* What needs to be done
Return every line of the listing that includes the string "life".
↓↓↓
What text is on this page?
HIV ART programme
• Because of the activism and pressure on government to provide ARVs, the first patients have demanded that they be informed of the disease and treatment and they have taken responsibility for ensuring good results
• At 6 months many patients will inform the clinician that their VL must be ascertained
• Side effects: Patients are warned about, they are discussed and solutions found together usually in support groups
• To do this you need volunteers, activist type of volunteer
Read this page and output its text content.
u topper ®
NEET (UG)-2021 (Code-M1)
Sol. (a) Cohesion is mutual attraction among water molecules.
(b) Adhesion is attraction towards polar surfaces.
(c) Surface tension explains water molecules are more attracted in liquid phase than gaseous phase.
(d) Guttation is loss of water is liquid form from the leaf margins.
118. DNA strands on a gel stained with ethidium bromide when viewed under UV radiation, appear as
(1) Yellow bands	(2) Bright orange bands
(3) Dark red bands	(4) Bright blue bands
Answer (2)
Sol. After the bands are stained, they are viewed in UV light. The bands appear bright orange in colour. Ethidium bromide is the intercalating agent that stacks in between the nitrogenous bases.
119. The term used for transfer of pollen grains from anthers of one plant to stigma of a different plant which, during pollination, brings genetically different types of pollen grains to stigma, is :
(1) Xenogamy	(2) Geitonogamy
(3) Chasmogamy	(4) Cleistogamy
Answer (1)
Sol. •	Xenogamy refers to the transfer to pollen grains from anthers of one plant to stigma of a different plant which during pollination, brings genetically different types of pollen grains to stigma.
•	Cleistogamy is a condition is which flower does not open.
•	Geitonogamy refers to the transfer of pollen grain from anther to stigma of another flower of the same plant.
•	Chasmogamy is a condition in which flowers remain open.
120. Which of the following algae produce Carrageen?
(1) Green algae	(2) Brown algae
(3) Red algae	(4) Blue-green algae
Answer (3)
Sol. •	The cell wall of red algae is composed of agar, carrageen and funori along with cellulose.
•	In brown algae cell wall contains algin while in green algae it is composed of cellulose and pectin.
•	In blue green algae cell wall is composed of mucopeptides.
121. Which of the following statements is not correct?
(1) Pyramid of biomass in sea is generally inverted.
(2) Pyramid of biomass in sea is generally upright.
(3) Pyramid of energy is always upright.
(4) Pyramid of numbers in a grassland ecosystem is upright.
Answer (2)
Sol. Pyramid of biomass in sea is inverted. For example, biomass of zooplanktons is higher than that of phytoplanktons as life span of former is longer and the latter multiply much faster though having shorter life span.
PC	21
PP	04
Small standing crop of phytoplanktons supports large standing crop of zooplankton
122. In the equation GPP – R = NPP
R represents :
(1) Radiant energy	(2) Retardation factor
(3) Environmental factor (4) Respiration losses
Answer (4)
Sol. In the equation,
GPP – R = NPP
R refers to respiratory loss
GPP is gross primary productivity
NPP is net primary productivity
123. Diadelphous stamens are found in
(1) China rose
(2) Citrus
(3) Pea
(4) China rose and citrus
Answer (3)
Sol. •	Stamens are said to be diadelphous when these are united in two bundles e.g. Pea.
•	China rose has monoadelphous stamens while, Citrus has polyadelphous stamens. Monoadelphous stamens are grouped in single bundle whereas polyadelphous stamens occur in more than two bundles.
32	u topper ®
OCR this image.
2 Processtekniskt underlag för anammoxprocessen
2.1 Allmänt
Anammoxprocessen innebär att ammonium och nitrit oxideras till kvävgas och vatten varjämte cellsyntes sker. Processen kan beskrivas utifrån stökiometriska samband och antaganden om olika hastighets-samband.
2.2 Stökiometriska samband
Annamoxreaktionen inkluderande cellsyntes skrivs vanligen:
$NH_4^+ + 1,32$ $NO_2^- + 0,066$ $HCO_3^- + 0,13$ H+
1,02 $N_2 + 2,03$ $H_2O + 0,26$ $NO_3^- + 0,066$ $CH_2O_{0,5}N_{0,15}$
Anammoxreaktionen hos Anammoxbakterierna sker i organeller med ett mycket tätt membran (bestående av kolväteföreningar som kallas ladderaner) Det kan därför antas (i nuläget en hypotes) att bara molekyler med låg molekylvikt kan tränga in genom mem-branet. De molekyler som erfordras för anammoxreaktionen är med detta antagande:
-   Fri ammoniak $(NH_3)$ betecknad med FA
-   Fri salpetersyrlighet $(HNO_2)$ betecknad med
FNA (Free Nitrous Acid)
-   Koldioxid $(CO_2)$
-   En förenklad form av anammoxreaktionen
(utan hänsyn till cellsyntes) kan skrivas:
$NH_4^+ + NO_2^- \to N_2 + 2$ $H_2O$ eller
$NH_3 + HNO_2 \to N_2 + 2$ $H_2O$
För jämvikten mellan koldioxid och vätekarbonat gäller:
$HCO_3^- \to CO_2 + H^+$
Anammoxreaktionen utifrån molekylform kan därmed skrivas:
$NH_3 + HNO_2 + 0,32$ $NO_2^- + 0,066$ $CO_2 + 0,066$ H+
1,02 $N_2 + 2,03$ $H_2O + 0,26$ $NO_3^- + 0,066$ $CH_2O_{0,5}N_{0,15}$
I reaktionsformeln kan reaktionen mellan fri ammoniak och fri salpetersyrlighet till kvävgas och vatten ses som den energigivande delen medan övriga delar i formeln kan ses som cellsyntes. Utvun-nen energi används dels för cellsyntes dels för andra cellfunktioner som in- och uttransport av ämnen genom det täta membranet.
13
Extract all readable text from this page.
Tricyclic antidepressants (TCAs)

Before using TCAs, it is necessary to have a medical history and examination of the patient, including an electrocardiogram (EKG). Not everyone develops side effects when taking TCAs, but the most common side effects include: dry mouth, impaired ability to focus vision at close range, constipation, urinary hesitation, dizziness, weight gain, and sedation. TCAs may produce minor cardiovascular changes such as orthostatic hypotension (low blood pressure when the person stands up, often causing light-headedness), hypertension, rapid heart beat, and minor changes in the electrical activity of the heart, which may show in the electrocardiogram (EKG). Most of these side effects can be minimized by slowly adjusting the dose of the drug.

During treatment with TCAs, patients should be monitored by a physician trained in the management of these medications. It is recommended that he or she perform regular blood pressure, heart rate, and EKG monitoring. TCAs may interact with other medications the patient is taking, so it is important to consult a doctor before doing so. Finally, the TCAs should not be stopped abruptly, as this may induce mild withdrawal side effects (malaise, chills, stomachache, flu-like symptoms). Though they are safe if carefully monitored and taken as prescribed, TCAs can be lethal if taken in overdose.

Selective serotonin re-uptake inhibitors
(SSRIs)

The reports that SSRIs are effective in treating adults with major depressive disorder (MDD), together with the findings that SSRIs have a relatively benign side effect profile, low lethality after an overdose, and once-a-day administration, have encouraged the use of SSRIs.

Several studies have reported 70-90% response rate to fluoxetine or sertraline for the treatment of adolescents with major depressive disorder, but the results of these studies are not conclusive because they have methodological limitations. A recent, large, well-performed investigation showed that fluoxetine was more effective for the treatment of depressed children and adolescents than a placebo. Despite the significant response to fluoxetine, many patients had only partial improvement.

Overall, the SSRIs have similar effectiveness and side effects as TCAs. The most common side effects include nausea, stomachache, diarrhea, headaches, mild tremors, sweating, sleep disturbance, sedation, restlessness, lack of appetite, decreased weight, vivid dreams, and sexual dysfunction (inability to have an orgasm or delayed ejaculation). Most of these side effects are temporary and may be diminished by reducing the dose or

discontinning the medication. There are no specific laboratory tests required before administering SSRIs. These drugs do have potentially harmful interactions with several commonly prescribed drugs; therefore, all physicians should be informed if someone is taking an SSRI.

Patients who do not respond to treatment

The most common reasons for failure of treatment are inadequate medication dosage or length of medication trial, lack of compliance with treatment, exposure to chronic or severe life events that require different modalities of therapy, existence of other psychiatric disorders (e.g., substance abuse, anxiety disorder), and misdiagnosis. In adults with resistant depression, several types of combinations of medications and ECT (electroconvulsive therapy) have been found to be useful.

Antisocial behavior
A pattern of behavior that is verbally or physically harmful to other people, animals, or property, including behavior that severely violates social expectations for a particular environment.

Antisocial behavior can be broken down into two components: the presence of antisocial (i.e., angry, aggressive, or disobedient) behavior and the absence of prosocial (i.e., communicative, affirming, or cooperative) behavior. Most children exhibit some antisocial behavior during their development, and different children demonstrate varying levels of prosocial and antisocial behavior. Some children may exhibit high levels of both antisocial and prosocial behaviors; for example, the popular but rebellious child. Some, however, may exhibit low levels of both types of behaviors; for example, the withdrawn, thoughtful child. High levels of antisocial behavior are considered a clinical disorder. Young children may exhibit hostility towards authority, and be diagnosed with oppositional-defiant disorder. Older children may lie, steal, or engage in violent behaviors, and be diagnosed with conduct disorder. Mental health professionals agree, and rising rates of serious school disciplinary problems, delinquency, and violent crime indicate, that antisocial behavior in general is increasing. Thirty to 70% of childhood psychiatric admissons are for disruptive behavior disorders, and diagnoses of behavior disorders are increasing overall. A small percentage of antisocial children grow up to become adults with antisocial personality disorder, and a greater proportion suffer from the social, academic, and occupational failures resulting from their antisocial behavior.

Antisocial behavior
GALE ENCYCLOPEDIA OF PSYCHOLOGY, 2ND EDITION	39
↑↑↑
* Response area
Sol. Pyramid of biomass in sea is inverted. For example, biomass of zooplanktons is higher than that of phytoplanktons as life span of former is longer and the latter multiply much faster though having shorter life span.
The most common reasons for failure of treatment are inadequate medication dosage or length of medication trial, lack of compliance with treatment, exposure to chronic or severe life events that require different modalities of therapy, existence of other psychiatric disorders (e.g., substance abuse, anxiety disorder), and misdiagnosis. In adults with resistant depression, several types of combinations of medications and ECT (electroconvulsive therapy) have been found to be useful.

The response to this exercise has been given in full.